■ **GIVEN REQUEST**: Take every line from the listing below that includes "bastante" and copy it.

==== SUPPLIED MATERIAL ====

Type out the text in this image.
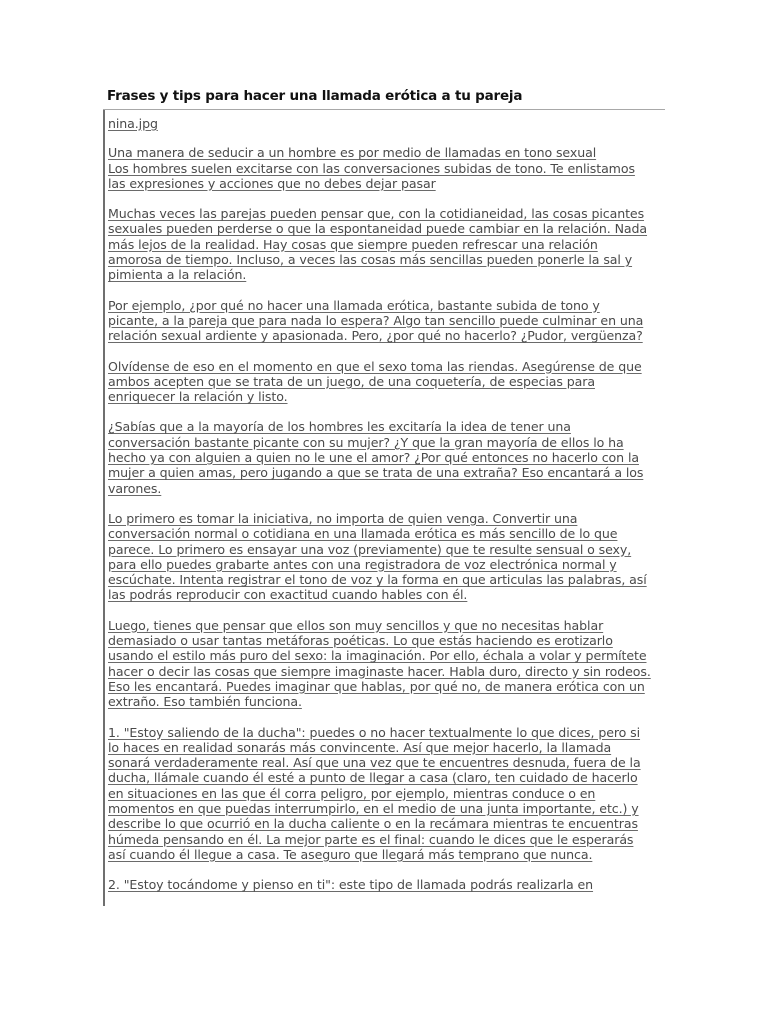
Frases y tips para hacer una llamada erótica a tu pareja

nina.jpg

Una manera de seducir a un hombre es por medio de llamadas en tono sexual
Los hombres suelen excitarse con las conversaciones subidas de tono. Te enlistamos
las expresiones y acciones que no debes dejar pasar

Muchas veces las parejas pueden pensar que, con la cotidianeidad, las cosas picantes
sexuales pueden perderse o que la espontaneidad puede cambiar en la relación. Nada
más lejos de la realidad. Hay cosas que siempre pueden refrescar una relación
amorosa de tiempo. Incluso, a veces las cosas más sencillas pueden ponerle la sal y
pimienta a la relación.

Por ejemplo, ¿por qué no hacer una llamada erótica, bastante subida de tono y
picante, a la pareja que para nada lo espera? Algo tan sencillo puede culminar en una
relación sexual ardiente y apasionada. Pero, ¿por qué no hacerlo? ¿Pudor, vergüenza?

Olvídense de eso en el momento en que el sexo toma las riendas. Asegúrense de que
ambos acepten que se trata de un juego, de una coquetería, de especias para
enriquecer la relación y listo.

¿Sabías que a la mayoría de los hombres les excitaría la idea de tener una
conversación bastante picante con su mujer? ¿Y que la gran mayoría de ellos lo ha
hecho ya con alguien a quien no le une el amor? ¿Por qué entonces no hacerlo con la
mujer a quien amas, pero jugando a que se trata de una extraña? Eso encantará a los
varones.

Lo primero es tomar la iniciativa, no importa de quien venga. Convertir una
conversación normal o cotidiana en una llamada erótica es más sencillo de lo que
parece. Lo primero es ensayar una voz (previamente) que te resulte sensual o sexy,
para ello puedes grabarte antes con una registradora de voz electrónica normal y
escúchate. Intenta registrar el tono de voz y la forma en que articulas las palabras, así
las podrás reproducir con exactitud cuando hables con él.

Luego, tienes que pensar que ellos son muy sencillos y que no necesitas hablar
demasiado o usar tantas metáforas poéticas. Lo que estás haciendo es erotizarlo
usando el estilo más puro del sexo: la imaginación. Por ello, échala a volar y permítete
hacer o decir las cosas que siempre imaginaste hacer. Habla duro, directo y sin rodeos.
Eso les encantará. Puedes imaginar que hablas, por qué no, de manera erótica con un
extraño. Eso también funciona.

1. "Estoy saliendo de la ducha": puedes o no hacer textualmente lo que dices, pero si
lo haces en realidad sonarás más convincente. Así que mejor hacerlo, la llamada
sonará verdaderamente real. Así que una vez que te encuentres desnuda, fuera de la
ducha, llámale cuando él esté a punto de llegar a casa (claro, ten cuidado de hacerlo
en situaciones en las que él corra peligro, por ejemplo, mientras conduce o en
momentos en que puedas interrumpirlo, en el medio de una junta importante, etc.) y
describe lo que ocurrió en la ducha caliente o en la recámara mientras te encuentras
húmeda pensando en él. La mejor parte es el final: cuando le dices que le esperarás
así cuando él llegue a casa. Te aseguro que llegará más temprano que nunca.

2. "Estoy tocándome y pienso en ti": este tipo de llamada podrás realizarla en
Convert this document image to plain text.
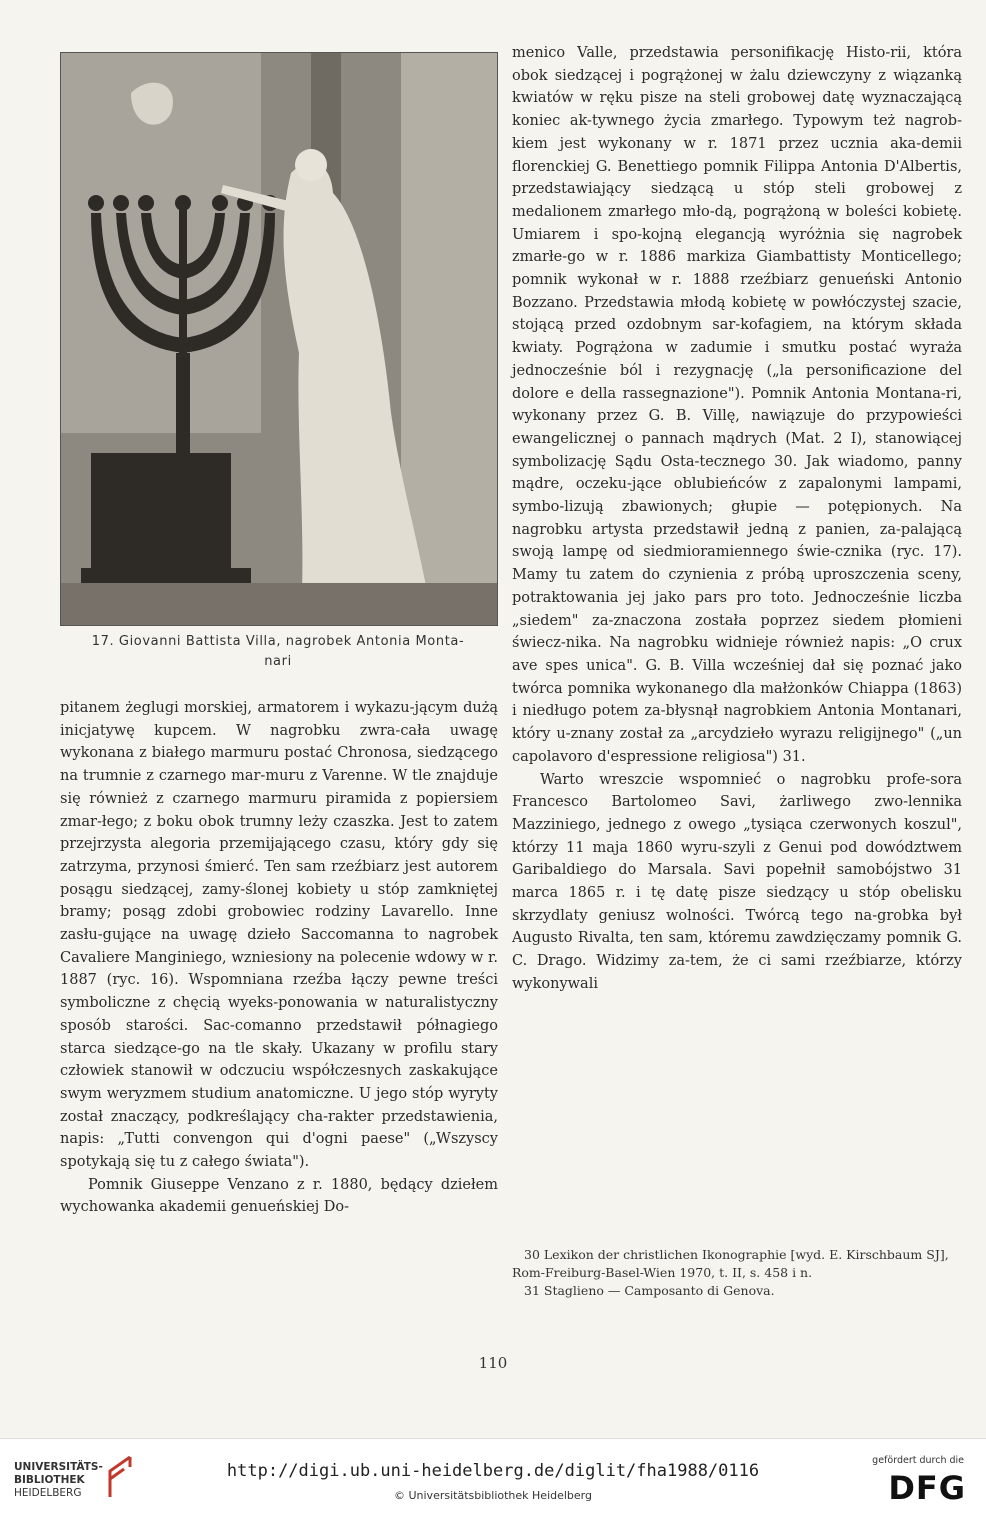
17. Giovanni Battista Villa, nagrobek Antonia Monta-
nari

pitanem żeglugi morskiej, armatorem i wykazu-jącym dużą inicjatywę kupcem. W nagrobku zwra-cała uwagę wykonana z białego marmuru postać Chronosa, siedzącego na trumnie z czarnego mar-muru z Varenne. W tle znajduje się również z czarnego marmuru piramida z popiersiem zmar-łego; z boku obok trumny leży czaszka. Jest to zatem przejrzysta alegoria przemijającego czasu, który gdy się zatrzyma, przynosi śmierć. Ten sam rzeźbiarz jest autorem posągu siedzącej, zamy-ślonej kobiety u stóp zamkniętej bramy; posąg zdobi grobowiec rodziny Lavarello. Inne zasłu-gujące na uwagę dzieło Saccomanna to nagrobek Cavaliere Manginiego, wzniesiony na polecenie wdowy w r. 1887 (ryc. 16). Wspomniana rzeźba łączy pewne treści symboliczne z chęcią wyeks-ponowania w naturalistyczny sposób starości. Sac-comanno przedstawił półnagiego starca siedzące-go na tle skały. Ukazany w profilu stary człowiek stanowił w odczuciu współczesnych zaskakujące swym weryzmem studium anatomiczne. U jego stóp wyryty został znaczący, podkreślający cha-rakter przedstawienia, napis: „Tutti convengon qui d'ogni paese" („Wszyscy spotykają się tu z całego świata").

Pomnik Giuseppe Venzano z r. 1880, będący dziełem wychowanka akademii genueńskiej Do-

menico Valle, przedstawia personifikację Histo-rii, która obok siedzącej i pogrążonej w żalu dziewczyny z wiązanką kwiatów w ręku pisze na steli grobowej datę wyznaczającą koniec ak-tywnego życia zmarłego. Typowym też nagrob-kiem jest wykonany w r. 1871 przez ucznia aka-demii florenckiej G. Benettiego pomnik Filippa Antonia D'Albertis, przedstawiający siedzącą u stóp steli grobowej z medalionem zmarłego mło-dą, pogrążoną w boleści kobietę. Umiarem i spo-kojną elegancją wyróżnia się nagrobek zmarłe-go w r. 1886 markiza Giambattisty Monticellego; pomnik wykonał w r. 1888 rzeźbiarz genueński Antonio Bozzano. Przedstawia młodą kobietę w powłóczystej szacie, stojącą przed ozdobnym sar-kofagiem, na którym składa kwiaty. Pogrążona w zadumie i smutku postać wyraża jednocześnie ból i rezygnację („la personificazione del dolore e della rassegnazione"). Pomnik Antonia Montana-ri, wykonany przez G. B. Villę, nawiązuje do przypowieści ewangelicznej o pannach mądrych (Mat. 2 I), stanowiącej symbolizację Sądu Osta-tecznego 30. Jak wiadomo, panny mądre, oczeku-jące oblubieńców z zapalonymi lampami, symbo-lizują zbawionych; głupie — potępionych. Na nagrobku artysta przedstawił jedną z panien, za-palającą swoją lampę od siedmioramiennego świe-cznika (ryc. 17). Mamy tu zatem do czynienia z próbą uproszczenia sceny, potraktowania jej jako pars pro toto. Jednocześnie liczba „siedem" za-znaczona została poprzez siedem płomieni świecz-nika. Na nagrobku widnieje również napis: „O crux ave spes unica". G. B. Villa wcześniej dał się poznać jako twórca pomnika wykonanego dla małżonków Chiappa (1863) i niedługo potem za-błysnął nagrobkiem Antonia Montanari, który u-znany został za „arcydzieło wyrazu religijnego" („un capolavoro d'espressione religiosa") 31.

Warto wreszcie wspomnieć o nagrobku profe-sora Francesco Bartolomeo Savi, żarliwego zwo-lennika Mazziniego, jednego z owego „tysiąca czerwonych koszul", którzy 11 maja 1860 wyru-szyli z Genui pod dowództwem Garibaldiego do Marsala. Savi popełnił samobójstwo 31 marca 1865 r. i tę datę pisze siedzący u stóp obelisku skrzydlaty geniusz wolności. Twórcą tego na-grobka był Augusto Rivalta, ten sam, któremu zawdzięczamy pomnik G. C. Drago. Widzimy za-tem, że ci sami rzeźbiarze, którzy wykonywali

30 Lexikon der christlichen Ikonographie [wyd. E. Kirschbaum SJ], Rom-Freiburg-Basel-Wien 1970, t. II, s. 458 i n.

31 Staglieno — Camposanto di Genova.

110
UNIVERSITÄTS-
BIBLIOTHEK
HEIDELBERG
http://digi.ub.uni-heidelberg.de/diglit/fha1988/0116
© Universitätsbibliothek Heidelberg
gefördert durch die
DFG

====

■ **SOLUTION TO THIS TASK**:
Por ejemplo, ¿por qué no hacer una llamada erótica, bastante subida de tono y
conversación bastante picante con su mujer? ¿Y que la gran mayoría de ellos lo ha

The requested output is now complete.